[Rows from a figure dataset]
· · ·

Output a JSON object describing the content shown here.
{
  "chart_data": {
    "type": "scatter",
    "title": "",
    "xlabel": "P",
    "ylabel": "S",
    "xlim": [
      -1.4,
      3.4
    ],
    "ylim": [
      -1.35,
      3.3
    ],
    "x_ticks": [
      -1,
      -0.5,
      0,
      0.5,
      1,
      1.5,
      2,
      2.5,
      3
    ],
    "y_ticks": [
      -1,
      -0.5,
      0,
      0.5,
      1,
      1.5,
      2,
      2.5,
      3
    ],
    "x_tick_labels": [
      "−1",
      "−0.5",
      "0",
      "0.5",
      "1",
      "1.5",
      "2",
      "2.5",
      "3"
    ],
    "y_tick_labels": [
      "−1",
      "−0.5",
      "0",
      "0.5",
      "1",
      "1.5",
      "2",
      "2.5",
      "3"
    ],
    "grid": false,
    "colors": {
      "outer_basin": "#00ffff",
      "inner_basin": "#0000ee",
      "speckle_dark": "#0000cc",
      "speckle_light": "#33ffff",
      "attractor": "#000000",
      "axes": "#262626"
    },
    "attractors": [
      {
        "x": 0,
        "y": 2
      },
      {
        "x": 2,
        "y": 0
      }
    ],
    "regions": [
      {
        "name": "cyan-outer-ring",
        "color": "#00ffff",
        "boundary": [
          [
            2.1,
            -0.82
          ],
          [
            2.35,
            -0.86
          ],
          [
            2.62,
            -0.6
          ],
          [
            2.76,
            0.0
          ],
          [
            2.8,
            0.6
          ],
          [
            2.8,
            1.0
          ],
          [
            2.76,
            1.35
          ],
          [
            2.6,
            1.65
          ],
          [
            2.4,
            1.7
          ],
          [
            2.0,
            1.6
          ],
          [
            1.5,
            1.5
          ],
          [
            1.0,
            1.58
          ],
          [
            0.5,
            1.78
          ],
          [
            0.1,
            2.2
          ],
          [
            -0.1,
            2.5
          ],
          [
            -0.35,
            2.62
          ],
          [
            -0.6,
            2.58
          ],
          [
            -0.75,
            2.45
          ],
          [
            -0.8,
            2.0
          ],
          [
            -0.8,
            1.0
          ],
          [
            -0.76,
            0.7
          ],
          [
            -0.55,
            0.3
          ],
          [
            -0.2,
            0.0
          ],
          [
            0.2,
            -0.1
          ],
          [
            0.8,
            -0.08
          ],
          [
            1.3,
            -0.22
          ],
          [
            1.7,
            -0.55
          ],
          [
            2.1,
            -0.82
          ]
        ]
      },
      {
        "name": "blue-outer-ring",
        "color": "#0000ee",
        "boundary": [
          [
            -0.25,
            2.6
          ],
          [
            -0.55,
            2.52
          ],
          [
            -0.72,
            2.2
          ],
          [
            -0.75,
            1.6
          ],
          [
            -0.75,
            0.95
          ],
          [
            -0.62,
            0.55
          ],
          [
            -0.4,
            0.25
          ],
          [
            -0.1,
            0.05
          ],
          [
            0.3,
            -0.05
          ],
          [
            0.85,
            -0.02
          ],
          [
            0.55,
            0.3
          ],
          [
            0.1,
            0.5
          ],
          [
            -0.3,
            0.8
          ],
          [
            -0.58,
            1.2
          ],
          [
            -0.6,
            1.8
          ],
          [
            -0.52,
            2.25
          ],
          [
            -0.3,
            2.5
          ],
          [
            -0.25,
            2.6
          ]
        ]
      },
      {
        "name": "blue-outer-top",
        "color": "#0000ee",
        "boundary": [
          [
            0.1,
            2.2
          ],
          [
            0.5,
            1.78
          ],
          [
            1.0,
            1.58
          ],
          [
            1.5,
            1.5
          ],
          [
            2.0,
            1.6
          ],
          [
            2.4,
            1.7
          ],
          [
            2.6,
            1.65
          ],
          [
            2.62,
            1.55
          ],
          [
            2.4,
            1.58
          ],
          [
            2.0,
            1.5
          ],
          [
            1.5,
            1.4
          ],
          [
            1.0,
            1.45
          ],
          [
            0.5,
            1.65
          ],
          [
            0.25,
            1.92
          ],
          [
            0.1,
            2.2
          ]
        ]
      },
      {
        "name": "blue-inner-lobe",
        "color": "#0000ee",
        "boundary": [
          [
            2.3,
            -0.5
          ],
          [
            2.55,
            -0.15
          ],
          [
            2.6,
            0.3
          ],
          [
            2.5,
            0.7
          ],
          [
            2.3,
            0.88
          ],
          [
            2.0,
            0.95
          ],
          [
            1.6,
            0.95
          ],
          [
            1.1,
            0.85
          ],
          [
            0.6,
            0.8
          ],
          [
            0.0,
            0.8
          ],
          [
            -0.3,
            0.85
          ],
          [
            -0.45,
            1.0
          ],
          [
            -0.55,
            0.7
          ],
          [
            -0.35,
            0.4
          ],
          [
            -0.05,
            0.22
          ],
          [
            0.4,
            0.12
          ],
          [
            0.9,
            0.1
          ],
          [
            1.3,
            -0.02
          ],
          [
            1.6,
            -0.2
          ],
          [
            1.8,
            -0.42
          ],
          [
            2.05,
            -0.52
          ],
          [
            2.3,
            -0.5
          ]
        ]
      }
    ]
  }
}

· · ·

Write out the records shown above, exactly as they appear.

Output a JSON object describing the content shown here.
{
  "chart_data": {
    "type": "scatter",
    "title": "",
    "xlabel": "P",
    "ylabel": "S",
    "xlim": [
      -1.4,
      3.4
    ],
    "ylim": [
      -1.35,
      3.3
    ],
    "x_ticks": [
      -1,
      -0.5,
      0,
      0.5,
      1,
      1.5,
      2,
      2.5,
      3
    ],
    "y_ticks": [
      -1,
      -0.5,
      0,
      0.5,
      1,
      1.5,
      2,
      2.5,
      3
    ],
    "x_tick_labels": [
      "−1",
      "−0.5",
      "0",
      "0.5",
      "1",
      "1.5",
      "2",
      "2.5",
      "3"
    ],
    "y_tick_labels": [
      "−1",
      "−0.5",
      "0",
      "0.5",
      "1",
      "1.5",
      "2",
      "2.5",
      "3"
    ],
    "grid": false,
    "colors": {
      "outer_basin": "#00ffff",
      "inner_basin": "#0000ee",
      "speckle_dark": "#0000cc",
      "speckle_light": "#33ffff",
      "attractor": "#000000",
      "axes": "#262626"
    },
    "attractors": [
      {
        "x": 0,
        "y": 2
      },
      {
        "x": 2,
        "y": 0
      }
    ],
    "regions": [
      {
        "name": "cyan-outer-ring",
        "color": "#00ffff",
        "boundary": [
          [
            2.1,
            -0.82
          ],
          [
            2.35,
            -0.86
          ],
          [
            2.62,
            -0.6
          ],
          [
            2.76,
            0.0
          ],
          [
            2.8,
            0.6
          ],
          [
            2.8,
            1.0
          ],
          [
            2.76,
            1.35
          ],
          [
            2.6,
            1.65
          ],
          [
            2.4,
            1.7
          ],
          [
            2.0,
            1.6
          ],
          [
            1.5,
            1.5
          ],
          [
            1.0,
            1.58
          ],
          [
            0.5,
            1.78
          ],
          [
            0.1,
            2.2
          ],
          [
            -0.1,
            2.5
          ],
          [
            -0.35,
            2.62
          ],
          [
            -0.6,
            2.58
          ],
          [
            -0.75,
            2.45
          ],
          [
            -0.8,
            2.0
          ],
          [
            -0.8,
            1.0
          ],
          [
            -0.76,
            0.7
          ],
          [
            -0.55,
            0.3
          ],
          [
            -0.2,
            0.0
          ],
          [
            0.2,
            -0.1
          ],
          [
            0.8,
            -0.08
          ],
          [
            1.3,
            -0.22
          ],
          [
            1.7,
            -0.55
          ],
          [
            2.1,
            -0.82
          ]
        ]
      },
      {
        "name": "blue-outer-ring",
        "color": "#0000ee",
        "boundary": [
          [
            -0.25,
            2.6
          ],
          [
            -0.55,
            2.52
          ],
          [
            -0.72,
            2.2
          ],
          [
            -0.75,
            1.6
          ],
          [
            -0.75,
            0.95
          ],
          [
            -0.62,
            0.55
          ],
          [
            -0.4,
            0.25
          ],
          [
            -0.1,
            0.05
          ],
          [
            0.3,
            -0.05
          ],
          [
            0.85,
            -0.02
          ],
          [
            0.55,
            0.3
          ],
          [
            0.1,
            0.5
          ],
          [
            -0.3,
            0.8
          ],
          [
            -0.58,
            1.2
          ],
          [
            -0.6,
            1.8
          ],
          [
            -0.52,
            2.25
          ],
          [
            -0.3,
            2.5
          ],
          [
            -0.25,
            2.6
          ]
        ]
      },
      {
        "name": "blue-outer-top",
        "color": "#0000ee",
        "boundary": [
          [
            0.1,
            2.2
          ],
          [
            0.5,
            1.78
          ],
          [
            1.0,
            1.58
          ],
          [
            1.5,
            1.5
          ],
          [
            2.0,
            1.6
          ],
          [
            2.4,
            1.7
          ],
          [
            2.6,
            1.65
          ],
          [
            2.62,
            1.55
          ],
          [
            2.4,
            1.58
          ],
          [
            2.0,
            1.5
          ],
          [
            1.5,
            1.4
          ],
          [
            1.0,
            1.45
          ],
          [
            0.5,
            1.65
          ],
          [
            0.25,
            1.92
          ],
          [
            0.1,
            2.2
          ]
        ]
      },
      {
        "name": "blue-inner-lobe",
        "color": "#0000ee",
        "boundary": [
          [
            2.3,
            -0.5
          ],
          [
            2.55,
            -0.15
          ],
          [
            2.6,
            0.3
          ],
          [
            2.5,
            0.7
          ],
          [
            2.3,
            0.88
          ],
          [
            2.0,
            0.95
          ],
          [
            1.6,
            0.95
          ],
          [
            1.1,
            0.85
          ],
          [
            0.6,
            0.8
          ],
          [
            0.0,
            0.8
          ],
          [
            -0.3,
            0.85
          ],
          [
            -0.45,
            1.0
          ],
          [
            -0.55,
            0.7
          ],
          [
            -0.35,
            0.4
          ],
          [
            -0.05,
            0.22
          ],
          [
            0.4,
            0.12
          ],
          [
            0.9,
            0.1
          ],
          [
            1.3,
            -0.02
          ],
          [
            1.6,
            -0.2
          ],
          [
            1.8,
            -0.42
          ],
          [
            2.05,
            -0.52
          ],
          [
            2.3,
            -0.5
          ]
        ]
      }
    ]
  }
}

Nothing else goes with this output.